═══ RECORDS TO PROCESS

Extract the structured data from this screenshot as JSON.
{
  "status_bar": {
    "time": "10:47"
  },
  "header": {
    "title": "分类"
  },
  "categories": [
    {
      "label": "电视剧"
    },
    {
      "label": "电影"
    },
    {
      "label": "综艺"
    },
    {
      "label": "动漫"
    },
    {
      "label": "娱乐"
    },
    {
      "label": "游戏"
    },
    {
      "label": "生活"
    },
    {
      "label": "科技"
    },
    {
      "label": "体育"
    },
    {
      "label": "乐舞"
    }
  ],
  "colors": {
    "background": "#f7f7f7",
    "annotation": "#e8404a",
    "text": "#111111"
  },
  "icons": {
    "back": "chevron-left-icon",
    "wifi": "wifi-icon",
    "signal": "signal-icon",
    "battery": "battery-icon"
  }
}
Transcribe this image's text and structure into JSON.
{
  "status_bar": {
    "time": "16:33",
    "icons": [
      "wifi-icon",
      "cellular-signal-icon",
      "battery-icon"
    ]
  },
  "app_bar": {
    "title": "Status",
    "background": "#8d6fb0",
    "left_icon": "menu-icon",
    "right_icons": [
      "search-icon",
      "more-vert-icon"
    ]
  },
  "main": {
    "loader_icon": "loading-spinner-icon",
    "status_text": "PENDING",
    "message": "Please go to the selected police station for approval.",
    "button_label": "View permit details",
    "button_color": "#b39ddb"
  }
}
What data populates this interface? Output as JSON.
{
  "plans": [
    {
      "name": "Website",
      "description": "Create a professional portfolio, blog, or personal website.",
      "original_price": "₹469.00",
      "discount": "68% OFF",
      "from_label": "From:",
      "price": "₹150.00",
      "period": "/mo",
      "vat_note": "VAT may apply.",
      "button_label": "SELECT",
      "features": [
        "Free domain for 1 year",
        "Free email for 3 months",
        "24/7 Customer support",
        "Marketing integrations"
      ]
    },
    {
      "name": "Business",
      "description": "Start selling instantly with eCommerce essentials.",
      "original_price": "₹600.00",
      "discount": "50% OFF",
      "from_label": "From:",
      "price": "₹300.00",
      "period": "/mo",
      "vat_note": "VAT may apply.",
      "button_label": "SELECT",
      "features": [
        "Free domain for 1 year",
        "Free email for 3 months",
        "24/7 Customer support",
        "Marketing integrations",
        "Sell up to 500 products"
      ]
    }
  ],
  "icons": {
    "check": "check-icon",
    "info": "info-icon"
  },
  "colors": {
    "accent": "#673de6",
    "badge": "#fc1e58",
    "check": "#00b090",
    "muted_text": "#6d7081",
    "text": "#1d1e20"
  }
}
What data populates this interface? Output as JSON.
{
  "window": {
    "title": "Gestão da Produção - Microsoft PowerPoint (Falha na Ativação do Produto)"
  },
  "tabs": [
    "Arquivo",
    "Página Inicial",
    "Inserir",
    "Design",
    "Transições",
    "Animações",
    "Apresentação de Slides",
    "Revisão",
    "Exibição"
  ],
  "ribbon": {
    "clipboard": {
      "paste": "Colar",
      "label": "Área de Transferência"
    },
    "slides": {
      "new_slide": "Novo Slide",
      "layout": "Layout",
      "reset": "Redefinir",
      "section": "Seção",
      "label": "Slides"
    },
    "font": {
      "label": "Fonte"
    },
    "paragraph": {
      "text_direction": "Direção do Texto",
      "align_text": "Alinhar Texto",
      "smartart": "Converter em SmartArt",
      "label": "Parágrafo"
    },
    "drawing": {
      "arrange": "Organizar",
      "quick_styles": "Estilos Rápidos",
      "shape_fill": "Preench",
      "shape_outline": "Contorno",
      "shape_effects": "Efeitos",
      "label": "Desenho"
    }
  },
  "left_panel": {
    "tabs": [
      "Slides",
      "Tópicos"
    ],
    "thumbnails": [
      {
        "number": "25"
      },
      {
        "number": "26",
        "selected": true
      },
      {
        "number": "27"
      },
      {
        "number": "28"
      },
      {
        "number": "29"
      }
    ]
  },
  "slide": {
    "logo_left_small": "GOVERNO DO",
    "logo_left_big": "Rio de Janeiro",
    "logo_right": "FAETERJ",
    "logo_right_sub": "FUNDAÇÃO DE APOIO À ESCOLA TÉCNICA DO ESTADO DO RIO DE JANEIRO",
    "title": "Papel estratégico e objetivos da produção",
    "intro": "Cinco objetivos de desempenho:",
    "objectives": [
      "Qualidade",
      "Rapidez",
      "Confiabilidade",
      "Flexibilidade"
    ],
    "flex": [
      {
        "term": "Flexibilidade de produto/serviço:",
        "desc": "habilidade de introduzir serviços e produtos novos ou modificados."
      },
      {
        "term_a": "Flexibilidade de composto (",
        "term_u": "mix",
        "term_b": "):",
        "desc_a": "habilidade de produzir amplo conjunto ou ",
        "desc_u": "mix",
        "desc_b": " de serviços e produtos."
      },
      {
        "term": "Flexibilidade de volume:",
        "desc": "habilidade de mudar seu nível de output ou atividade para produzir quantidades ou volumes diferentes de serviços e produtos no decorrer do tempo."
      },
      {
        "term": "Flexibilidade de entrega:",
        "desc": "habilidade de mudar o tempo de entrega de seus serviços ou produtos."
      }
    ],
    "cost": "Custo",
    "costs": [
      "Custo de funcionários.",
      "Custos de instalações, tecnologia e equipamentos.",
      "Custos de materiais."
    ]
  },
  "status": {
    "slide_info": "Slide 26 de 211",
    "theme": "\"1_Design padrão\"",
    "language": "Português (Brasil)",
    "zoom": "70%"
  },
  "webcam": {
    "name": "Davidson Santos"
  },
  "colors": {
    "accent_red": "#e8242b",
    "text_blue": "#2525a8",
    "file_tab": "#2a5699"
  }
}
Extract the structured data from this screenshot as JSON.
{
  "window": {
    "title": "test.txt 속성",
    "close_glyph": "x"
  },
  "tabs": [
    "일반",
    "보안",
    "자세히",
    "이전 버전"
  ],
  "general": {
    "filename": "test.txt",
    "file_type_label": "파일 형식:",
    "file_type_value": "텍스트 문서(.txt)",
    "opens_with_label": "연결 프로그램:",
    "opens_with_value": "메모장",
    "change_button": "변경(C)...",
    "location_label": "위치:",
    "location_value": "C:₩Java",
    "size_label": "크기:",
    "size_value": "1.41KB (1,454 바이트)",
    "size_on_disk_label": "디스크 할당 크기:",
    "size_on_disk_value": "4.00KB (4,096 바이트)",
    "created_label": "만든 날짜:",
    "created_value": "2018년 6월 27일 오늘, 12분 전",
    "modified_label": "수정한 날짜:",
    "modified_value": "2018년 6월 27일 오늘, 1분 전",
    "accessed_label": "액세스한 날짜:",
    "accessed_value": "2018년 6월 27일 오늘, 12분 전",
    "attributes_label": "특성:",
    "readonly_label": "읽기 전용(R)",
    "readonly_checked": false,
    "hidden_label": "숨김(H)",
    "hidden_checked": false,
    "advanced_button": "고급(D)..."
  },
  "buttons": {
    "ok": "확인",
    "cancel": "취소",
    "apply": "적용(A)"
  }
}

══════

* EXERCISE TASK: Extract the complete set of records unchanged.

* THE RESPONSE:
Extract the structured data from this screenshot as JSON.
{
  "status_bar": {
    "time": "10:47"
  },
  "header": {
    "title": "分类"
  },
  "categories": [
    {
      "label": "电视剧"
    },
    {
      "label": "电影"
    },
    {
      "label": "综艺"
    },
    {
      "label": "动漫"
    },
    {
      "label": "娱乐"
    },
    {
      "label": "游戏"
    },
    {
      "label": "生活"
    },
    {
      "label": "科技"
    },
    {
      "label": "体育"
    },
    {
      "label": "乐舞"
    }
  ],
  "colors": {
    "background": "#f7f7f7",
    "annotation": "#e8404a",
    "text": "#111111"
  },
  "icons": {
    "back": "chevron-left-icon",
    "wifi": "wifi-icon",
    "signal": "signal-icon",
    "battery": "battery-icon"
  }
}
Transcribe this image's text and structure into JSON.
{
  "status_bar": {
    "time": "16:33",
    "icons": [
      "wifi-icon",
      "cellular-signal-icon",
      "battery-icon"
    ]
  },
  "app_bar": {
    "title": "Status",
    "background": "#8d6fb0",
    "left_icon": "menu-icon",
    "right_icons": [
      "search-icon",
      "more-vert-icon"
    ]
  },
  "main": {
    "loader_icon": "loading-spinner-icon",
    "status_text": "PENDING",
    "message": "Please go to the selected police station for approval.",
    "button_label": "View permit details",
    "button_color": "#b39ddb"
  }
}
What data populates this interface? Output as JSON.
{
  "plans": [
    {
      "name": "Website",
      "description": "Create a professional portfolio, blog, or personal website.",
      "original_price": "₹469.00",
      "discount": "68% OFF",
      "from_label": "From:",
      "price": "₹150.00",
      "period": "/mo",
      "vat_note": "VAT may apply.",
      "button_label": "SELECT",
      "features": [
        "Free domain for 1 year",
        "Free email for 3 months",
        "24/7 Customer support",
        "Marketing integrations"
      ]
    },
    {
      "name": "Business",
      "description": "Start selling instantly with eCommerce essentials.",
      "original_price": "₹600.00",
      "discount": "50% OFF",
      "from_label": "From:",
      "price": "₹300.00",
      "period": "/mo",
      "vat_note": "VAT may apply.",
      "button_label": "SELECT",
      "features": [
        "Free domain for 1 year",
        "Free email for 3 months",
        "24/7 Customer support",
        "Marketing integrations",
        "Sell up to 500 products"
      ]
    }
  ],
  "icons": {
    "check": "check-icon",
    "info": "info-icon"
  },
  "colors": {
    "accent": "#673de6",
    "badge": "#fc1e58",
    "check": "#00b090",
    "muted_text": "#6d7081",
    "text": "#1d1e20"
  }
}
What data populates this interface? Output as JSON.
{
  "window": {
    "title": "Gestão da Produção - Microsoft PowerPoint (Falha na Ativação do Produto)"
  },
  "tabs": [
    "Arquivo",
    "Página Inicial",
    "Inserir",
    "Design",
    "Transições",
    "Animações",
    "Apresentação de Slides",
    "Revisão",
    "Exibição"
  ],
  "ribbon": {
    "clipboard": {
      "paste": "Colar",
      "label": "Área de Transferência"
    },
    "slides": {
      "new_slide": "Novo Slide",
      "layout": "Layout",
      "reset": "Redefinir",
      "section": "Seção",
      "label": "Slides"
    },
    "font": {
      "label": "Fonte"
    },
    "paragraph": {
      "text_direction": "Direção do Texto",
      "align_text": "Alinhar Texto",
      "smartart": "Converter em SmartArt",
      "label": "Parágrafo"
    },
    "drawing": {
      "arrange": "Organizar",
      "quick_styles": "Estilos Rápidos",
      "shape_fill": "Preench",
      "shape_outline": "Contorno",
      "shape_effects": "Efeitos",
      "label": "Desenho"
    }
  },
  "left_panel": {
    "tabs": [
      "Slides",
      "Tópicos"
    ],
    "thumbnails": [
      {
        "number": "25"
      },
      {
        "number": "26",
        "selected": true
      },
      {
        "number": "27"
      },
      {
        "number": "28"
      },
      {
        "number": "29"
      }
    ]
  },
  "slide": {
    "logo_left_small": "GOVERNO DO",
    "logo_left_big": "Rio de Janeiro",
    "logo_right": "FAETERJ",
    "logo_right_sub": "FUNDAÇÃO DE APOIO À ESCOLA TÉCNICA DO ESTADO DO RIO DE JANEIRO",
    "title": "Papel estratégico e objetivos da produção",
    "intro": "Cinco objetivos de desempenho:",
    "objectives": [
      "Qualidade",
      "Rapidez",
      "Confiabilidade",
      "Flexibilidade"
    ],
    "flex": [
      {
        "term": "Flexibilidade de produto/serviço:",
        "desc": "habilidade de introduzir serviços e produtos novos ou modificados."
      },
      {
        "term_a": "Flexibilidade de composto (",
        "term_u": "mix",
        "term_b": "):",
        "desc_a": "habilidade de produzir amplo conjunto ou ",
        "desc_u": "mix",
        "desc_b": " de serviços e produtos."
      },
      {
        "term": "Flexibilidade de volume:",
        "desc": "habilidade de mudar seu nível de output ou atividade para produzir quantidades ou volumes diferentes de serviços e produtos no decorrer do tempo."
      },
      {
        "term": "Flexibilidade de entrega:",
        "desc": "habilidade de mudar o tempo de entrega de seus serviços ou produtos."
      }
    ],
    "cost": "Custo",
    "costs": [
      "Custo de funcionários.",
      "Custos de instalações, tecnologia e equipamentos.",
      "Custos de materiais."
    ]
  },
  "status": {
    "slide_info": "Slide 26 de 211",
    "theme": "\"1_Design padrão\"",
    "language": "Português (Brasil)",
    "zoom": "70%"
  },
  "webcam": {
    "name": "Davidson Santos"
  },
  "colors": {
    "accent_red": "#e8242b",
    "text_blue": "#2525a8",
    "file_tab": "#2a5699"
  }
}
Extract the structured data from this screenshot as JSON.
{
  "window": {
    "title": "test.txt 속성",
    "close_glyph": "x"
  },
  "tabs": [
    "일반",
    "보안",
    "자세히",
    "이전 버전"
  ],
  "general": {
    "filename": "test.txt",
    "file_type_label": "파일 형식:",
    "file_type_value": "텍스트 문서(.txt)",
    "opens_with_label": "연결 프로그램:",
    "opens_with_value": "메모장",
    "change_button": "변경(C)...",
    "location_label": "위치:",
    "location_value": "C:₩Java",
    "size_label": "크기:",
    "size_value": "1.41KB (1,454 바이트)",
    "size_on_disk_label": "디스크 할당 크기:",
    "size_on_disk_value": "4.00KB (4,096 바이트)",
    "created_label": "만든 날짜:",
    "created_value": "2018년 6월 27일 오늘, 12분 전",
    "modified_label": "수정한 날짜:",
    "modified_value": "2018년 6월 27일 오늘, 1분 전",
    "accessed_label": "액세스한 날짜:",
    "accessed_value": "2018년 6월 27일 오늘, 12분 전",
    "attributes_label": "특성:",
    "readonly_label": "읽기 전용(R)",
    "readonly_checked": false,
    "hidden_label": "숨김(H)",
    "hidden_checked": false,
    "advanced_button": "고급(D)..."
  },
  "buttons": {
    "ok": "확인",
    "cancel": "취소",
    "apply": "적용(A)"
  }
}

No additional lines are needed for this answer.